» **Task statement**
Copy, from the entries below, each line where the word "Spam" can be found.

» **Records for this exercise**
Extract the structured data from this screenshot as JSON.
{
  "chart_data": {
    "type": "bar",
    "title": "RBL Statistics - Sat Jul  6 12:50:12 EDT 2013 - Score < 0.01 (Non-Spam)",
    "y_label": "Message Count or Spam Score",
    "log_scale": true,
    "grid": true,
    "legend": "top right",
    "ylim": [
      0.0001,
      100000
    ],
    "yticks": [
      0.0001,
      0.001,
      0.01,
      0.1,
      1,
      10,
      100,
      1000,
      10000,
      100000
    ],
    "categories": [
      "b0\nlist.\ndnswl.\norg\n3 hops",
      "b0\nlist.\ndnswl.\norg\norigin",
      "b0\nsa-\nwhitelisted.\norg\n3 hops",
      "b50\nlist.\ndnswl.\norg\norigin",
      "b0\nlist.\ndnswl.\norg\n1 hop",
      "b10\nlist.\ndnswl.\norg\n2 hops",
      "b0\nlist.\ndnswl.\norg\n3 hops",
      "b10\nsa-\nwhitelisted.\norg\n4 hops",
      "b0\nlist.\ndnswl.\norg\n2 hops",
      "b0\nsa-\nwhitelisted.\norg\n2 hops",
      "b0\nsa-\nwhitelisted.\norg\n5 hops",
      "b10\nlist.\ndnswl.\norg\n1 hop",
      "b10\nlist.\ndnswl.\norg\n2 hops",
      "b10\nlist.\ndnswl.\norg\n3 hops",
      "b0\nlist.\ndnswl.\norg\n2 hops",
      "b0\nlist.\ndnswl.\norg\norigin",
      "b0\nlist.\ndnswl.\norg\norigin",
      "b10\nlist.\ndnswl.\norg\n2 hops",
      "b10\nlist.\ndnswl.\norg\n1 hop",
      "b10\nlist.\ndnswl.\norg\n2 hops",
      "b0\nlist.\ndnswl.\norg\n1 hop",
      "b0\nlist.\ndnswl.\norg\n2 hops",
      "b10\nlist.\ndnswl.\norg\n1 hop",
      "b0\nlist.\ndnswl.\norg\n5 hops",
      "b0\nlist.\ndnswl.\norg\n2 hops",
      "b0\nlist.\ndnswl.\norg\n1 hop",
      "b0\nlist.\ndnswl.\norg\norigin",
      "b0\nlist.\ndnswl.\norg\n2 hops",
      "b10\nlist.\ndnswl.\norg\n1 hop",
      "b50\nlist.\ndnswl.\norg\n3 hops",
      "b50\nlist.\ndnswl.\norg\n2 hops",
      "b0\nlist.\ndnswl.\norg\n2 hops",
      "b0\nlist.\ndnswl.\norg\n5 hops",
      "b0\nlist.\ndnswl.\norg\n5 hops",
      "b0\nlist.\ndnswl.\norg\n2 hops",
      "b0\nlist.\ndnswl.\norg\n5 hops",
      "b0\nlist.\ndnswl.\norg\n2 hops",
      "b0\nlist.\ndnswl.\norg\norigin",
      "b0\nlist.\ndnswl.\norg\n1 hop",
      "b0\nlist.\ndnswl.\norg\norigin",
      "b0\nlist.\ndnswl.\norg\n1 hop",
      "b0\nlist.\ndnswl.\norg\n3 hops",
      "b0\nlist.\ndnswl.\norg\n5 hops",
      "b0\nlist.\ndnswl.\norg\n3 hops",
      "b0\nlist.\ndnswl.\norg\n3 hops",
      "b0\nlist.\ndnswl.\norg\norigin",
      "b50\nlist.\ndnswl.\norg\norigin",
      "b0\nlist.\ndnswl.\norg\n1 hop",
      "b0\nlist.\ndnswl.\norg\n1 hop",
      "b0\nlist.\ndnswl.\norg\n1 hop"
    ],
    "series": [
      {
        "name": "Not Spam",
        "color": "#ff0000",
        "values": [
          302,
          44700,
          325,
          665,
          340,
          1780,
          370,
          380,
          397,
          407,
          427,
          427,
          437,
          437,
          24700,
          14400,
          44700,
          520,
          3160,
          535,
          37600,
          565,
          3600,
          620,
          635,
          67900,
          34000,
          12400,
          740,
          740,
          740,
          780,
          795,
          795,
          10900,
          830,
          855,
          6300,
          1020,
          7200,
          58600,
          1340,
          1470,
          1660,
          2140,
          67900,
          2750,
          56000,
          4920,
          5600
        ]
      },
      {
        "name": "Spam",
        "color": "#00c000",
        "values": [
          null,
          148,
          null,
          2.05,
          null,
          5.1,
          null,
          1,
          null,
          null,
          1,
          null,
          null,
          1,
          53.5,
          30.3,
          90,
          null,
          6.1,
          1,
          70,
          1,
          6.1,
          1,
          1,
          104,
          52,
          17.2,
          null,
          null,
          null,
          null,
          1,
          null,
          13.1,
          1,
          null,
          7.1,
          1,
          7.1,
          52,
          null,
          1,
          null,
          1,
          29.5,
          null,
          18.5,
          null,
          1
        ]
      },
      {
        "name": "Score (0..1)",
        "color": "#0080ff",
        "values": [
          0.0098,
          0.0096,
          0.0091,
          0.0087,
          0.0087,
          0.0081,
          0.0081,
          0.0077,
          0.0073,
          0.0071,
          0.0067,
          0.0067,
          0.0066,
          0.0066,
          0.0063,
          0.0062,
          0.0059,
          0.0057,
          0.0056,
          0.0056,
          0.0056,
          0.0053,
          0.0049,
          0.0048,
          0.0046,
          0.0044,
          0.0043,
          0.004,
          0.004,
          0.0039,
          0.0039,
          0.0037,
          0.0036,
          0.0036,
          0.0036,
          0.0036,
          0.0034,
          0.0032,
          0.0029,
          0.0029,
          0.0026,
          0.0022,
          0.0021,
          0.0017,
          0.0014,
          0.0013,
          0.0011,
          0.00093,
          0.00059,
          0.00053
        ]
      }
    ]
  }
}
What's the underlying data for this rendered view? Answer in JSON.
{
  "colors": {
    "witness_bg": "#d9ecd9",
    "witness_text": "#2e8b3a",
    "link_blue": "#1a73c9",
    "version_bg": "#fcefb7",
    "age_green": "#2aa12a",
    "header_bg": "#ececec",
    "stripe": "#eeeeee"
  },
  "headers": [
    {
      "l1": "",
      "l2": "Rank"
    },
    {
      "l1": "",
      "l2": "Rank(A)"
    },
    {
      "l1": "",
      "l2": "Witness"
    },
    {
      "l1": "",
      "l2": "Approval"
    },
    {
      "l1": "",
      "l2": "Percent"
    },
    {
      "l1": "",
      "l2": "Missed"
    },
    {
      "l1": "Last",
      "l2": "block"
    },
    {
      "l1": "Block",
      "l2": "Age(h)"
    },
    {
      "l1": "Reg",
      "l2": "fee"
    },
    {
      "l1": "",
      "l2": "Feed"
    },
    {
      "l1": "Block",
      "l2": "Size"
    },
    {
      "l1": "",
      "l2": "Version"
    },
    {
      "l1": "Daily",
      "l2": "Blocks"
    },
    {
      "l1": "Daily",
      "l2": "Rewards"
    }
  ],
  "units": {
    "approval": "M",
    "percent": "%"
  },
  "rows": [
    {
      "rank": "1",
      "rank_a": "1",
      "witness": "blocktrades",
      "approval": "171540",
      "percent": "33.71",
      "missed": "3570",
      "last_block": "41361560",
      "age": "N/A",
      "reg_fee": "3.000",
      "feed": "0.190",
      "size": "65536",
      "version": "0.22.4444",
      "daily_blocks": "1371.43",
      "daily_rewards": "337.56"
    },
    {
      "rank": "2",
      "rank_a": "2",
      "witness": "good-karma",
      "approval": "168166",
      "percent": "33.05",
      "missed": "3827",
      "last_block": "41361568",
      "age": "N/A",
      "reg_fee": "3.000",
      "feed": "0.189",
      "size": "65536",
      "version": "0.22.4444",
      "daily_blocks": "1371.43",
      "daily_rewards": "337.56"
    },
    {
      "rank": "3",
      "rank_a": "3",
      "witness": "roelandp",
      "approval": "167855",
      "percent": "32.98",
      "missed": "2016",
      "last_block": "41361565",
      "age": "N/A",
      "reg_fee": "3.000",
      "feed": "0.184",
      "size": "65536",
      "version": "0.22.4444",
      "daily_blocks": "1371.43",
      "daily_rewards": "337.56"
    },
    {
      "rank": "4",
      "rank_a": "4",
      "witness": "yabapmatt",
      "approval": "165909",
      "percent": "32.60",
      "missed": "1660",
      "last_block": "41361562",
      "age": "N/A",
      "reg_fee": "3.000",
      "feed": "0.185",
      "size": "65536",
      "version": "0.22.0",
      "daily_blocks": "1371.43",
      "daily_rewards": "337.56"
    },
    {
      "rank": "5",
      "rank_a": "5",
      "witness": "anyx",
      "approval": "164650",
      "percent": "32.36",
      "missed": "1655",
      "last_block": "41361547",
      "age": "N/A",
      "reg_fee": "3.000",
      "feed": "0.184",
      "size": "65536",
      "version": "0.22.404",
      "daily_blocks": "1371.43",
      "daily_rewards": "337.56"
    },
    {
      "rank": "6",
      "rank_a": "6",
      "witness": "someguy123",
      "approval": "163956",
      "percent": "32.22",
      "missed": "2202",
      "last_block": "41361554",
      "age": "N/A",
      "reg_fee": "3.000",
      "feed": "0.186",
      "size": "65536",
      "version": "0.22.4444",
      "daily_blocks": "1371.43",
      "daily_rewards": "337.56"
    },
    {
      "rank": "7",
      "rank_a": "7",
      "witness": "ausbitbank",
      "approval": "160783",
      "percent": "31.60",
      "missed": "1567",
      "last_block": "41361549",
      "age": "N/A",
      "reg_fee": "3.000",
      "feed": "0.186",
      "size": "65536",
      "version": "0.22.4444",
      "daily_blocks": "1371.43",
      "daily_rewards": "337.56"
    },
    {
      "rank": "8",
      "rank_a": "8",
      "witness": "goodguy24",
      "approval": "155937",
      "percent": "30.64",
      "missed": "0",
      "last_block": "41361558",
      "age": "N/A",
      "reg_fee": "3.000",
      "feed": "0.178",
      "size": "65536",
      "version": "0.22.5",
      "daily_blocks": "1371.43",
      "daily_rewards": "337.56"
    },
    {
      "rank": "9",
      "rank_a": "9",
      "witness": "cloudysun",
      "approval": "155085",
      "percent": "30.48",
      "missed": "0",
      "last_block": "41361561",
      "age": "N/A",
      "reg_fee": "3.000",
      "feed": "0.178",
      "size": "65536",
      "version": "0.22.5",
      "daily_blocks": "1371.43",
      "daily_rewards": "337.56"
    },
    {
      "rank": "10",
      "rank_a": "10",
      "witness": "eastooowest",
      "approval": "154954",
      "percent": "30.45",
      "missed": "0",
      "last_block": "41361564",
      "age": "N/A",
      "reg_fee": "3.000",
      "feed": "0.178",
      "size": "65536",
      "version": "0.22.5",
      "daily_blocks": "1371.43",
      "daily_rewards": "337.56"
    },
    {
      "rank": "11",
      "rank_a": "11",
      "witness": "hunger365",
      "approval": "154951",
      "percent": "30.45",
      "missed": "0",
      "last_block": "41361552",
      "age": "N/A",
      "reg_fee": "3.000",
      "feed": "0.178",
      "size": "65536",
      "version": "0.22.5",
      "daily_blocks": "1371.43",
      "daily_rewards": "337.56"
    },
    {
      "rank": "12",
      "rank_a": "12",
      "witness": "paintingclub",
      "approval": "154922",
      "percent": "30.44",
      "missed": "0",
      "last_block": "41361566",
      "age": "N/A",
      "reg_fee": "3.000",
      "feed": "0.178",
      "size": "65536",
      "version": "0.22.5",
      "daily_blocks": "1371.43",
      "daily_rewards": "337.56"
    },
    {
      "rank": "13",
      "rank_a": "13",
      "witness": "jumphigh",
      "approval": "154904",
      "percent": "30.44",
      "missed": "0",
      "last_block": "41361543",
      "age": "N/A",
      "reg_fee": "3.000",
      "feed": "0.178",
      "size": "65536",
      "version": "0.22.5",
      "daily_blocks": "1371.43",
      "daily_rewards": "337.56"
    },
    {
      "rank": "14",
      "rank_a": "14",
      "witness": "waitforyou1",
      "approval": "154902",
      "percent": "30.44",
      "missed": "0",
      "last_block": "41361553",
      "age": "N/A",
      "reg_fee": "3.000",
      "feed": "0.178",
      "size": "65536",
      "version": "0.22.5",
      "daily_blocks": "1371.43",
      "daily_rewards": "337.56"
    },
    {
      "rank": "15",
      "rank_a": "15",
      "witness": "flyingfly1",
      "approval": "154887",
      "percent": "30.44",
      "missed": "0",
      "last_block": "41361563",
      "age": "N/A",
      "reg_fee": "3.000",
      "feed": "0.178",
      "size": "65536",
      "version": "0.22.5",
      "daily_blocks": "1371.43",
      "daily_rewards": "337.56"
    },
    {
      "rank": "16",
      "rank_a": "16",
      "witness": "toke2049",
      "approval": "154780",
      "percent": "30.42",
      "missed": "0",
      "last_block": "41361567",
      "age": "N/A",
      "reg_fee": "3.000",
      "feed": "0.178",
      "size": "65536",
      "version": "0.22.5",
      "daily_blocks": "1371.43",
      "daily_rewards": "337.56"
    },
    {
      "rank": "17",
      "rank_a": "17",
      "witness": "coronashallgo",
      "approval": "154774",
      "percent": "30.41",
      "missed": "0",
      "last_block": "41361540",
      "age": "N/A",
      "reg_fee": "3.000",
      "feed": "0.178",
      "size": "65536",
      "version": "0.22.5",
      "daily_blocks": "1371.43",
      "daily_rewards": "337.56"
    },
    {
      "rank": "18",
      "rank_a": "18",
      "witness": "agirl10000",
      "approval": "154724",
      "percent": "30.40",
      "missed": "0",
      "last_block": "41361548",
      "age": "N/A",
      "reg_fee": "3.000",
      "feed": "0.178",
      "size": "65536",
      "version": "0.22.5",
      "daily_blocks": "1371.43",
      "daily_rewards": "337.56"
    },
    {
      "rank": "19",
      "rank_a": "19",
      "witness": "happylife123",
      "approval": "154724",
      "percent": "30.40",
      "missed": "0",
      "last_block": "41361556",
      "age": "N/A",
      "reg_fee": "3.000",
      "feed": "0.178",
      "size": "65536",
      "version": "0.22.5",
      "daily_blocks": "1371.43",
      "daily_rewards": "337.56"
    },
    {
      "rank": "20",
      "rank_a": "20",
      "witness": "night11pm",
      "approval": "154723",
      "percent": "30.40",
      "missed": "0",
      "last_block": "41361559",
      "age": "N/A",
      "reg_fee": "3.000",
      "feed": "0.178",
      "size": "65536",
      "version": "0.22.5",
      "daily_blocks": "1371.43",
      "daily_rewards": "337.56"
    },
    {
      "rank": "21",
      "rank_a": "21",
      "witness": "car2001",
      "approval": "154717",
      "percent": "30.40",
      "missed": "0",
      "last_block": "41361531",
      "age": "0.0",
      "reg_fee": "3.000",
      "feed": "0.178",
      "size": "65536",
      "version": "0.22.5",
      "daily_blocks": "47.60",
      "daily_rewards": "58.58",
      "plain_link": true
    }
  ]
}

» **Written response**
    "title": "RBL Statistics - Sat Jul  6 12:50:12 EDT 2013 - Score < 0.01 (Non-Spam)",
    "y_label": "Message Count or Spam Score",
        "name": "Not Spam",
        "name": "Spam",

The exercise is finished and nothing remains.